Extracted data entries

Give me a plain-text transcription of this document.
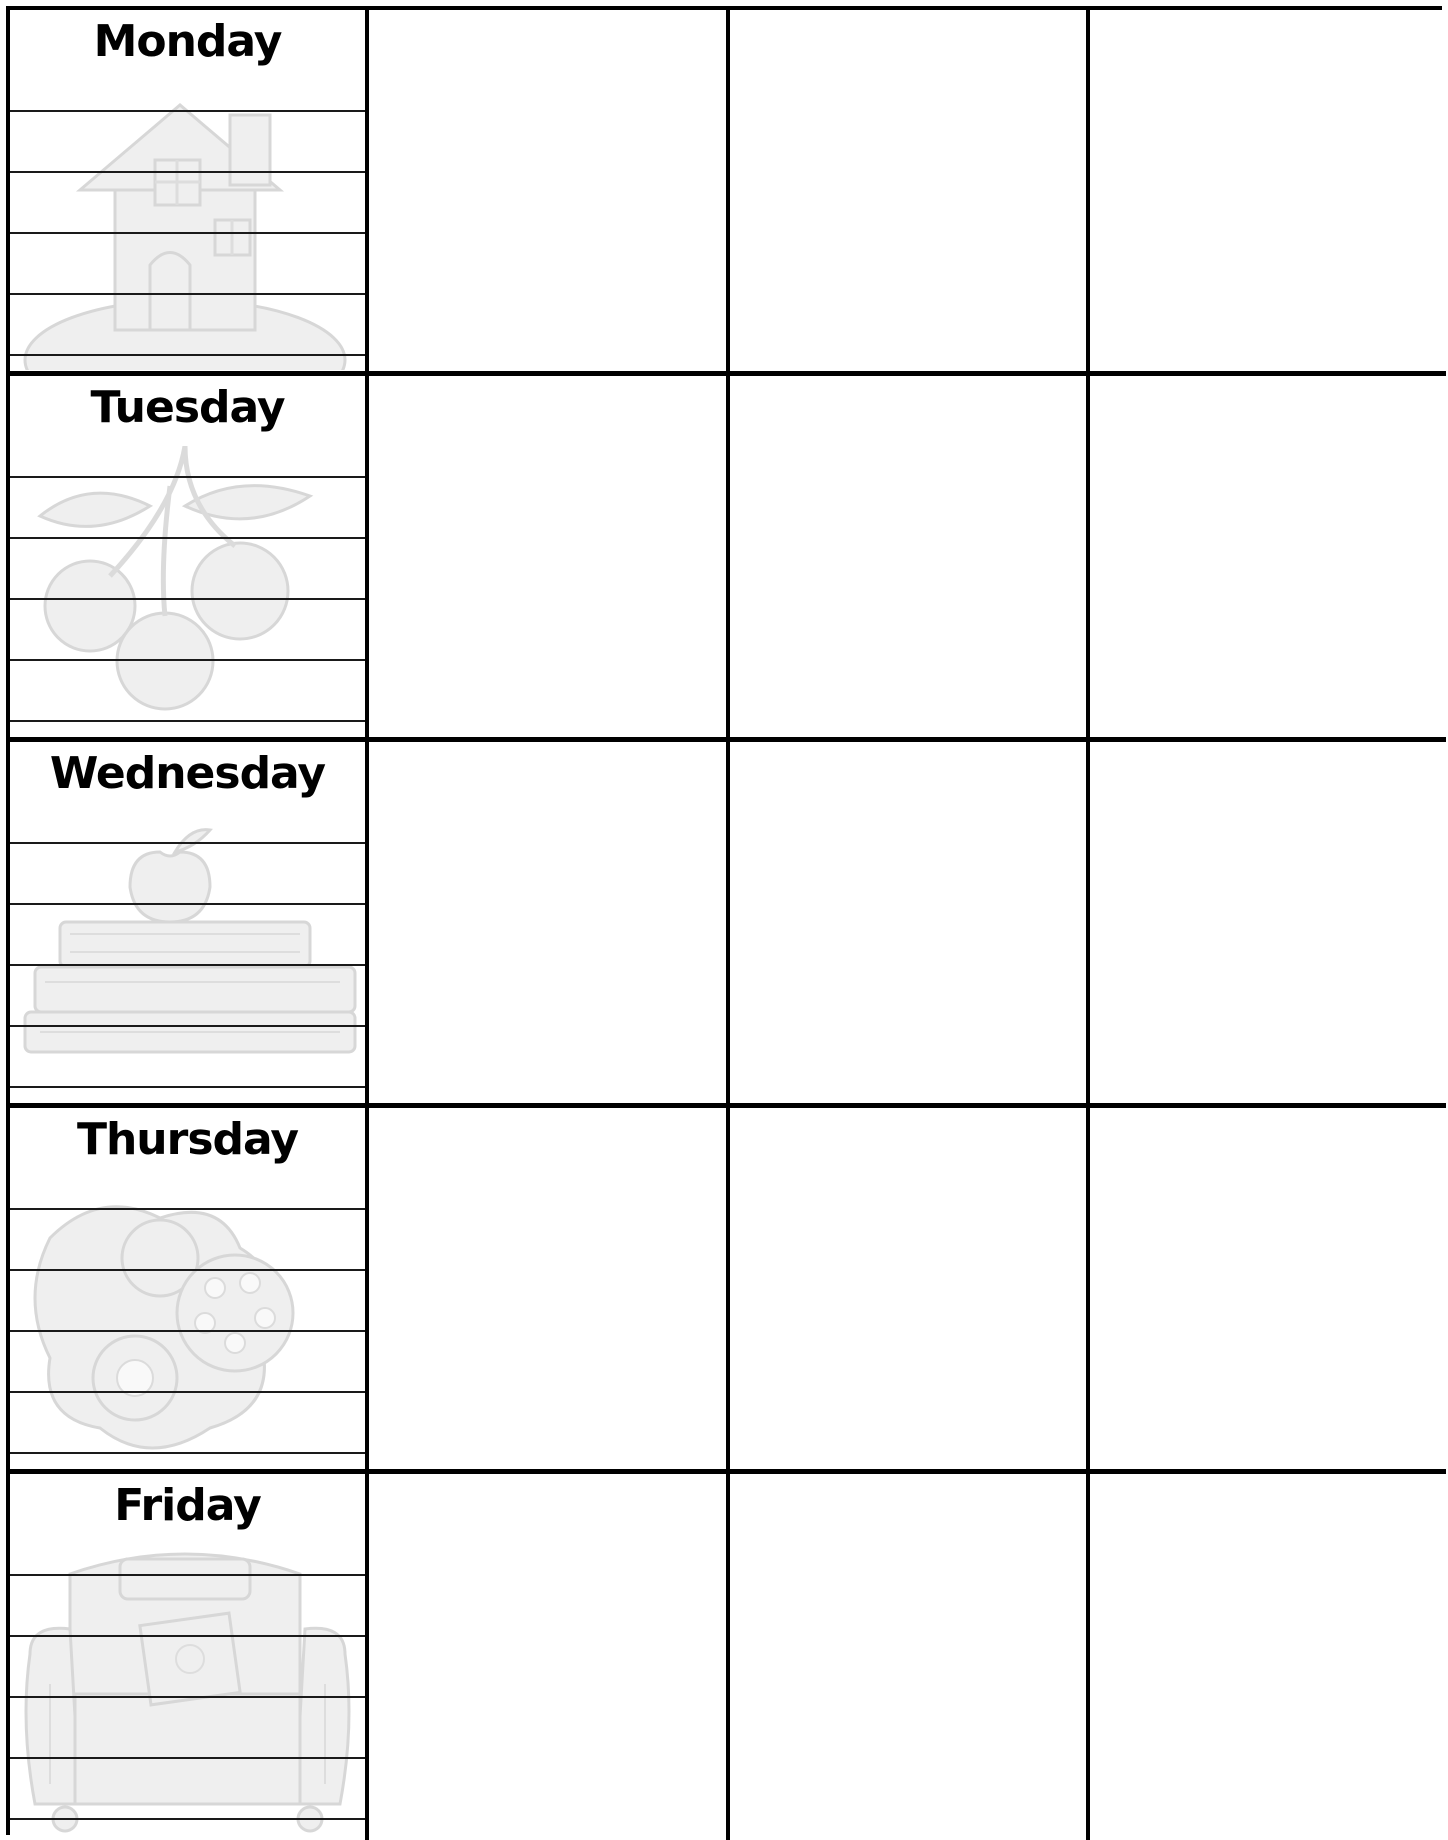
Monday
Tuesday
Wednesday
Thursday
Friday
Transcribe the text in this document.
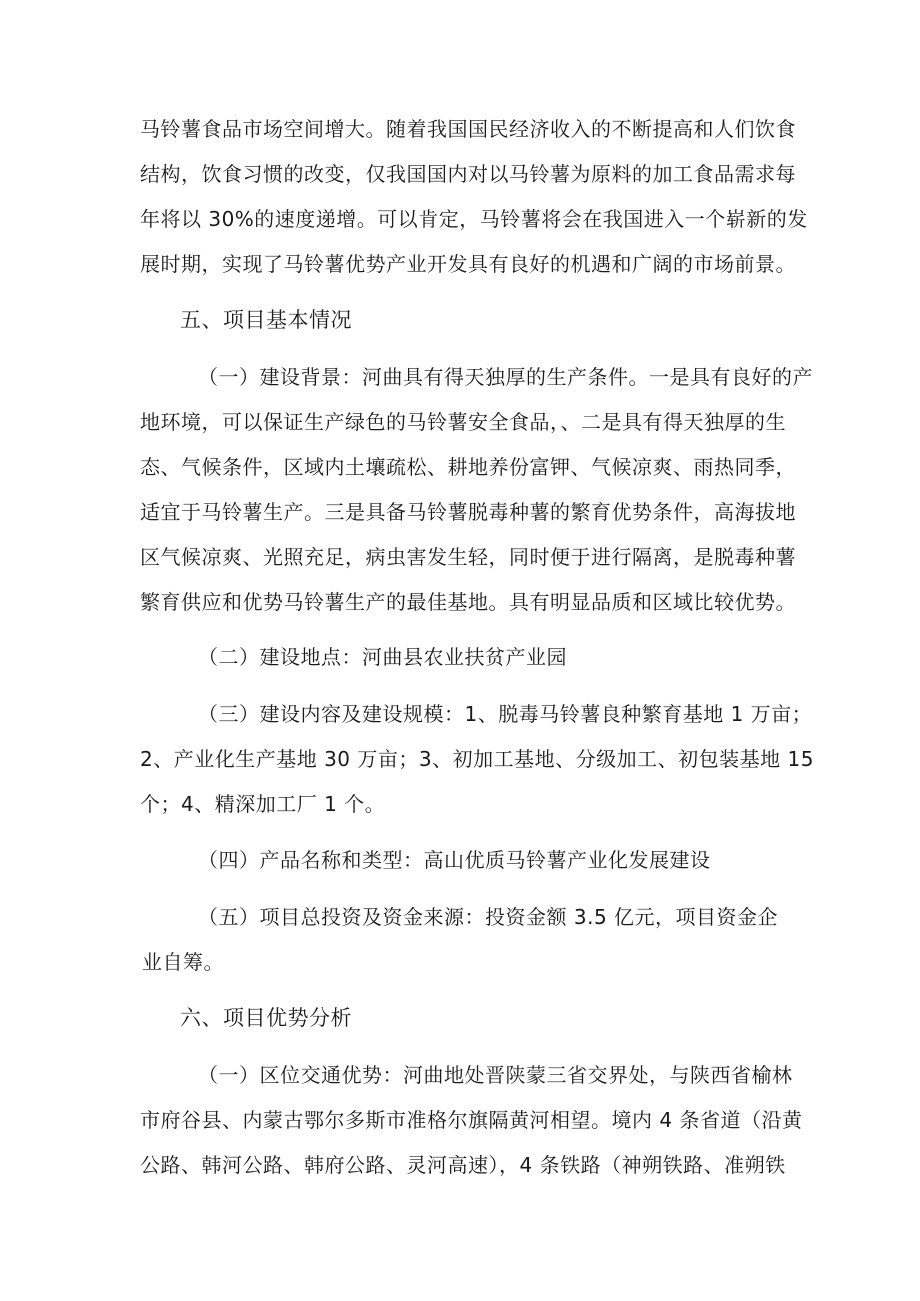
马铃薯食品市场空间增大。随着我国国民经济收入的不断提高和人们饮食
结构，饮食习惯的改变，仅我国国内对以马铃薯为原料的加工食品需求每
年将以 30%的速度递增。可以肯定，马铃薯将会在我国进入一个崭新的发
展时期，实现了马铃薯优势产业开发具有良好的机遇和广阔的市场前景。
五、项目基本情况
（一）建设背景：河曲具有得天独厚的生产条件。一是具有良好的产
地环境，可以保证生产绿色的马铃薯安全食品，、二是具有得天独厚的生
态、气候条件，区域内土壤疏松、耕地养份富钾、气候凉爽、雨热同季，
适宜于马铃薯生产。三是具备马铃薯脱毒种薯的繁育优势条件，高海拔地
区气候凉爽、光照充足，病虫害发生轻，同时便于进行隔离，是脱毒种薯
繁育供应和优势马铃薯生产的最佳基地。具有明显品质和区域比较优势。
（二）建设地点：河曲县农业扶贫产业园
（三）建设内容及建设规模：1、脱毒马铃薯良种繁育基地 1 万亩；
2、产业化生产基地 30 万亩；3、初加工基地、分级加工、初包装基地 15
个；4、精深加工厂 1 个。
（四）产品名称和类型：高山优质马铃薯产业化发展建设
（五）项目总投资及资金来源：投资金额 3.5 亿元，项目资金企
业自筹。
六、项目优势分析
（一）区位交通优势：河曲地处晋陕蒙三省交界处，与陕西省榆林
市府谷县、内蒙古鄂尔多斯市准格尔旗隔黄河相望。境内 4 条省道（沿黄
公路、韩河公路、韩府公路、灵河高速），4 条铁路（神朔铁路、准朔铁
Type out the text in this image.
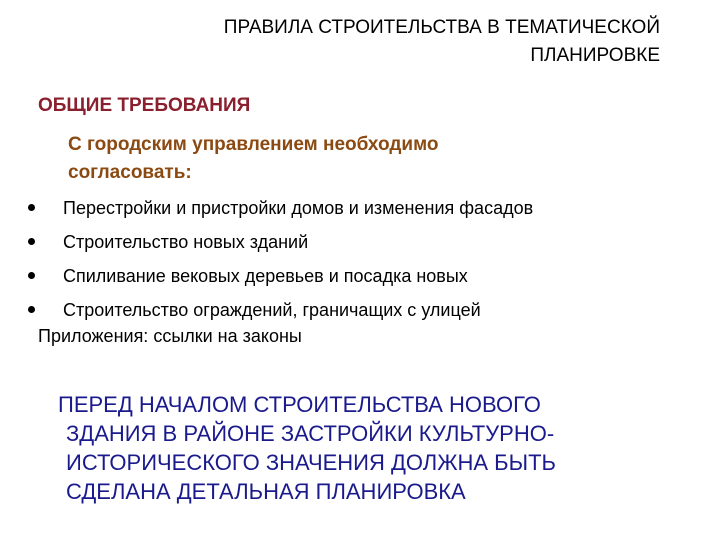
ПРАВИЛА СТРОИТЕЛЬСТВА В ТЕМАТИЧЕСКОЙ
ПЛАНИРОВКЕ
ОБЩИЕ ТРЕБОВАНИЯ
С городским управлением необходимо
согласовать:
Перестройки и пристройки домов и изменения фасадов
Строительство новых зданий
Спиливание вековых деревьев и посадка новых
Строительство ограждений, граничащих с улицей
Приложения: ссылки на законы
ПЕРЕД НАЧАЛОМ СТРОИТЕЛЬСТВА НОВОГО
ЗДАНИЯ В РАЙОНЕ ЗАСТРОЙКИ КУЛЬТУРНО-
ИСТОРИЧЕСКОГО ЗНАЧЕНИЯ ДОЛЖНА БЫТЬ
СДЕЛАНА ДЕТАЛЬНАЯ ПЛАНИРОВКА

WRITTEN INSTRUCTION:
Each line above that includes "Строительство" counts once; state the total and nothing more.

EXERCISE OUTPUT:
2